-- BEGIN Recorded information --

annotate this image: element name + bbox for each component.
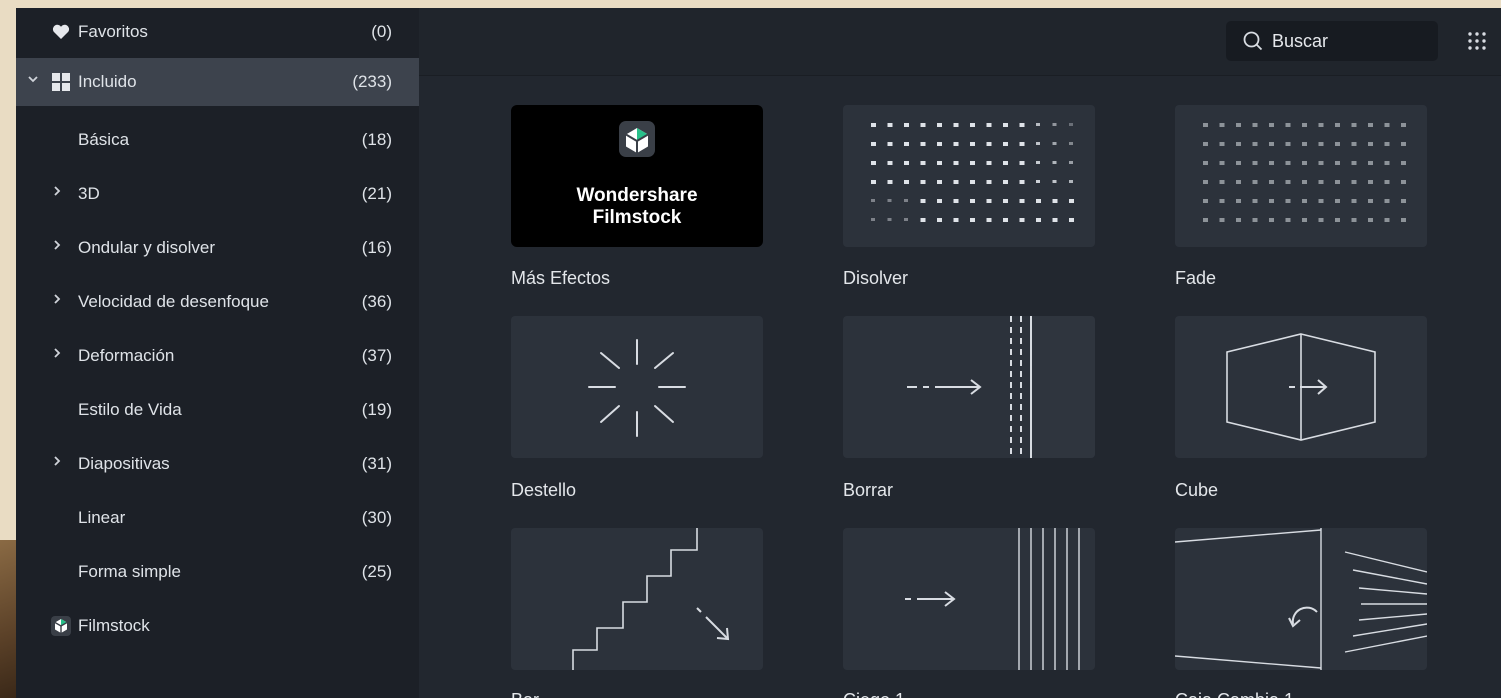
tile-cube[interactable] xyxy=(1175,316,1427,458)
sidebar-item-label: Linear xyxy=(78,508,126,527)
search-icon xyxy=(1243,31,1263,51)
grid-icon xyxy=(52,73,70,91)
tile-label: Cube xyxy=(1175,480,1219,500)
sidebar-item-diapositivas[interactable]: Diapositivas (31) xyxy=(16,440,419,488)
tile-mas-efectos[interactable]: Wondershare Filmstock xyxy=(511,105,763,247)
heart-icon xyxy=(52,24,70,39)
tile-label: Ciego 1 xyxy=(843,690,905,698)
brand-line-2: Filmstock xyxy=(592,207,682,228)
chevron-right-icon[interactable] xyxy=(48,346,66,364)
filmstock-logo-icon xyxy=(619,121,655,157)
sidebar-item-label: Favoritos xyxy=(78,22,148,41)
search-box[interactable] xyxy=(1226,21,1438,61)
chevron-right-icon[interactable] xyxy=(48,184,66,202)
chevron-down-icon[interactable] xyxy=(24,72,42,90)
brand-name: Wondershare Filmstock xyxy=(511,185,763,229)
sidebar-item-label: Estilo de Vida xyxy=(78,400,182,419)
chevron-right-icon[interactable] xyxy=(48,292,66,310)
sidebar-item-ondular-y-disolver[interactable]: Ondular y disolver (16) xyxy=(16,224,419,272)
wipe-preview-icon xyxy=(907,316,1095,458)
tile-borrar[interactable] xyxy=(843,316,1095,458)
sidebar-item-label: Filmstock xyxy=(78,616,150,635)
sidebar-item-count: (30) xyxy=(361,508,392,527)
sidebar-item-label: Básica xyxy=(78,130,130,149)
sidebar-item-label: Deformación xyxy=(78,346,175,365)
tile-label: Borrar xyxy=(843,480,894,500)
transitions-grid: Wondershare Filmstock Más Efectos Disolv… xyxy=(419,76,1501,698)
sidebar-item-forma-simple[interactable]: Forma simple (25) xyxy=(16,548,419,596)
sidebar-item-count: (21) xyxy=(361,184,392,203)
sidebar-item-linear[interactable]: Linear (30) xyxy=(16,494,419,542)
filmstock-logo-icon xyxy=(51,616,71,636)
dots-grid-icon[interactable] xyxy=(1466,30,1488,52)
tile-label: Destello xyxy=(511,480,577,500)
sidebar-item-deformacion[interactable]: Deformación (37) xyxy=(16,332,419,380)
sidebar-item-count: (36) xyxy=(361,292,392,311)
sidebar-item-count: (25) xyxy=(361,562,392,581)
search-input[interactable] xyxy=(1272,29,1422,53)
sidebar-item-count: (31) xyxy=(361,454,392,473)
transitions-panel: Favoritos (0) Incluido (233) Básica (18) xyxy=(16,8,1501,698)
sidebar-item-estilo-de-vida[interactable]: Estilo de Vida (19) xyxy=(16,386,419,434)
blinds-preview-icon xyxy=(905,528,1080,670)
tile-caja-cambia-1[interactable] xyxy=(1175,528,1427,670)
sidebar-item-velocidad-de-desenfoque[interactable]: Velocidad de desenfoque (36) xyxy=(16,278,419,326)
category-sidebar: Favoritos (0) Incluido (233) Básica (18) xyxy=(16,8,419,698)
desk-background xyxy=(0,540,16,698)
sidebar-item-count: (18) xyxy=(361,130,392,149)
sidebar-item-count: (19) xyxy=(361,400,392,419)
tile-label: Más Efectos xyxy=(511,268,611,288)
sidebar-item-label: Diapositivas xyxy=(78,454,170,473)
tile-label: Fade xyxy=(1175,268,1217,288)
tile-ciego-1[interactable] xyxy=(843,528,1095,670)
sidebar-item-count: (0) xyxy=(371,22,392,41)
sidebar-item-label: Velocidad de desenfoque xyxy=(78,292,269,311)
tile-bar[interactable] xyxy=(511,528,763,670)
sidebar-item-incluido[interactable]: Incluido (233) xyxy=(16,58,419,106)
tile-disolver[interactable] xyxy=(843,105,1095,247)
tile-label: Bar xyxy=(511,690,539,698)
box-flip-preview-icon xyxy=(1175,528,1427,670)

-- END Recorded information --

• **Task brief**: Reproduce the material above line for line, leaving out the pictures.

• **The answer**:
annotate this image: element name + bbox for each component.
tile-cube[interactable] xyxy=(1175,316,1427,458)
sidebar-item-label: Linear xyxy=(78,508,126,527)
search-icon xyxy=(1243,31,1263,51)
grid-icon xyxy=(52,73,70,91)
tile-label: Cube xyxy=(1175,480,1219,500)
sidebar-item-diapositivas[interactable]: Diapositivas (31) xyxy=(16,440,419,488)
tile-mas-efectos[interactable]: Wondershare Filmstock xyxy=(511,105,763,247)
heart-icon xyxy=(52,24,70,39)
tile-label: Ciego 1 xyxy=(843,690,905,698)
brand-line-2: Filmstock xyxy=(592,207,682,228)
chevron-right-icon[interactable] xyxy=(48,346,66,364)
filmstock-logo-icon xyxy=(619,121,655,157)
sidebar-item-label: Favoritos xyxy=(78,22,148,41)
search-box[interactable] xyxy=(1226,21,1438,61)
chevron-right-icon[interactable] xyxy=(48,184,66,202)
chevron-down-icon[interactable] xyxy=(24,72,42,90)
brand-name: Wondershare Filmstock xyxy=(511,185,763,229)
sidebar-item-label: Estilo de Vida xyxy=(78,400,182,419)
chevron-right-icon[interactable] xyxy=(48,292,66,310)
sidebar-item-ondular-y-disolver[interactable]: Ondular y disolver (16) xyxy=(16,224,419,272)
wipe-preview-icon xyxy=(907,316,1095,458)
tile-borrar[interactable] xyxy=(843,316,1095,458)
sidebar-item-label: Filmstock xyxy=(78,616,150,635)
sidebar-item-count: (30) xyxy=(361,508,392,527)
sidebar-item-label: Básica xyxy=(78,130,130,149)
sidebar-item-label: Deformación xyxy=(78,346,175,365)
tile-label: Borrar xyxy=(843,480,894,500)
transitions-grid: Wondershare Filmstock Más Efectos Disolv… xyxy=(419,76,1501,698)
sidebar-item-forma-simple[interactable]: Forma simple (25) xyxy=(16,548,419,596)
sidebar-item-count: (21) xyxy=(361,184,392,203)
sidebar-item-linear[interactable]: Linear (30) xyxy=(16,494,419,542)
filmstock-logo-icon xyxy=(51,616,71,636)
dots-grid-icon[interactable] xyxy=(1466,30,1488,52)
tile-label: Destello xyxy=(511,480,577,500)
sidebar-item-deformacion[interactable]: Deformación (37) xyxy=(16,332,419,380)
sidebar-item-count: (36) xyxy=(361,292,392,311)
sidebar-item-count: (25) xyxy=(361,562,392,581)
search-input[interactable] xyxy=(1272,29,1422,53)
sidebar-item-count: (31) xyxy=(361,454,392,473)
transitions-panel: Favoritos (0) Incluido (233) Básica (18) xyxy=(16,8,1501,698)
sidebar-item-estilo-de-vida[interactable]: Estilo de Vida (19) xyxy=(16,386,419,434)
blinds-preview-icon xyxy=(905,528,1080,670)
tile-caja-cambia-1[interactable] xyxy=(1175,528,1427,670)
sidebar-item-velocidad-de-desenfoque[interactable]: Velocidad de desenfoque (36) xyxy=(16,278,419,326)
category-sidebar: Favoritos (0) Incluido (233) Básica (18) xyxy=(16,8,419,698)
desk-background xyxy=(0,540,16,698)
sidebar-item-count: (18) xyxy=(361,130,392,149)
sidebar-item-count: (19) xyxy=(361,400,392,419)
tile-label: Más Efectos xyxy=(511,268,611,288)
sidebar-item-label: Diapositivas xyxy=(78,454,170,473)
tile-label: Fade xyxy=(1175,268,1217,288)
tile-ciego-1[interactable] xyxy=(843,528,1095,670)
sidebar-item-count: (0) xyxy=(371,22,392,41)
sidebar-item-label: Velocidad de desenfoque xyxy=(78,292,269,311)
tile-bar[interactable] xyxy=(511,528,763,670)
sidebar-item-incluido[interactable]: Incluido (233) xyxy=(16,58,419,106)
tile-disolver[interactable] xyxy=(843,105,1095,247)
tile-label: Bar xyxy=(511,690,539,698)
box-flip-preview-icon xyxy=(1175,528,1427,670)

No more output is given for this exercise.